Take each line that has the word "name" and return it.

::::

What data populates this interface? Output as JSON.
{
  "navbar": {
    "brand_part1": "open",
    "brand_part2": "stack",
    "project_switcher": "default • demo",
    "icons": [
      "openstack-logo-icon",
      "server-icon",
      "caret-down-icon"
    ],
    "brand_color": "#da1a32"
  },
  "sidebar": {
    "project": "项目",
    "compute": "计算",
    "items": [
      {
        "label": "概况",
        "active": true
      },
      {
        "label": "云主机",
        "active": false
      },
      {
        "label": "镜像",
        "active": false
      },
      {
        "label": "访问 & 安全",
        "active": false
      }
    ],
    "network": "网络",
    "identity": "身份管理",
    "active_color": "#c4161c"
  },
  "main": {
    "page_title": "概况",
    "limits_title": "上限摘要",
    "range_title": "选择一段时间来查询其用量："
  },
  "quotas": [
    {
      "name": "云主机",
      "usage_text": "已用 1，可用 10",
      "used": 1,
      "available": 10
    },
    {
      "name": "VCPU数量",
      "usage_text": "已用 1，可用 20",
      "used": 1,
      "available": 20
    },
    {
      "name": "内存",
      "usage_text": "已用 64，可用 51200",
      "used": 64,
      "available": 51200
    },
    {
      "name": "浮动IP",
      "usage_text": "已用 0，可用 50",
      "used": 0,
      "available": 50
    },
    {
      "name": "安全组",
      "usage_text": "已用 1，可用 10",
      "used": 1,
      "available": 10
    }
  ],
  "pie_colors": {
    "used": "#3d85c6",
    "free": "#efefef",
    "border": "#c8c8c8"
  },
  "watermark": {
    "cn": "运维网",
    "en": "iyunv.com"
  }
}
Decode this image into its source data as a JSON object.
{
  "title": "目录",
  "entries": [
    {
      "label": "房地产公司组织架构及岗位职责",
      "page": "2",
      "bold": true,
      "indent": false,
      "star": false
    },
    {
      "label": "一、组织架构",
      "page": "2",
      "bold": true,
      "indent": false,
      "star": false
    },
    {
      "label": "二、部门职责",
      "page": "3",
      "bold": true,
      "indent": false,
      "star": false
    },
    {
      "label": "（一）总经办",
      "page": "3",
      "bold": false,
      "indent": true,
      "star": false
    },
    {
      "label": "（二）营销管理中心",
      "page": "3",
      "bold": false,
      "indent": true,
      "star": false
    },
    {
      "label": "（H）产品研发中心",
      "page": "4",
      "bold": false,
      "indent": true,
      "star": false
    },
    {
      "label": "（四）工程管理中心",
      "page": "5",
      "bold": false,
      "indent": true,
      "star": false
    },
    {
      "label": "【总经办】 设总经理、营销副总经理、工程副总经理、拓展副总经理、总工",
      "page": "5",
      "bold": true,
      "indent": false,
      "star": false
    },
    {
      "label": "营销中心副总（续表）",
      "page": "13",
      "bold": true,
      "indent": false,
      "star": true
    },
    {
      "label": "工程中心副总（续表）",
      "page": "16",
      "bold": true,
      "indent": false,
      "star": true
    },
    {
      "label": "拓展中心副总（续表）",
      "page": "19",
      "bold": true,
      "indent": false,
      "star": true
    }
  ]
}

::::

__SOLUTION TO THIS TASK__:
      "name": "云主机",
      "name": "VCPU数量",
      "name": "内存",
      "name": "浮动IP",
      "name": "安全组",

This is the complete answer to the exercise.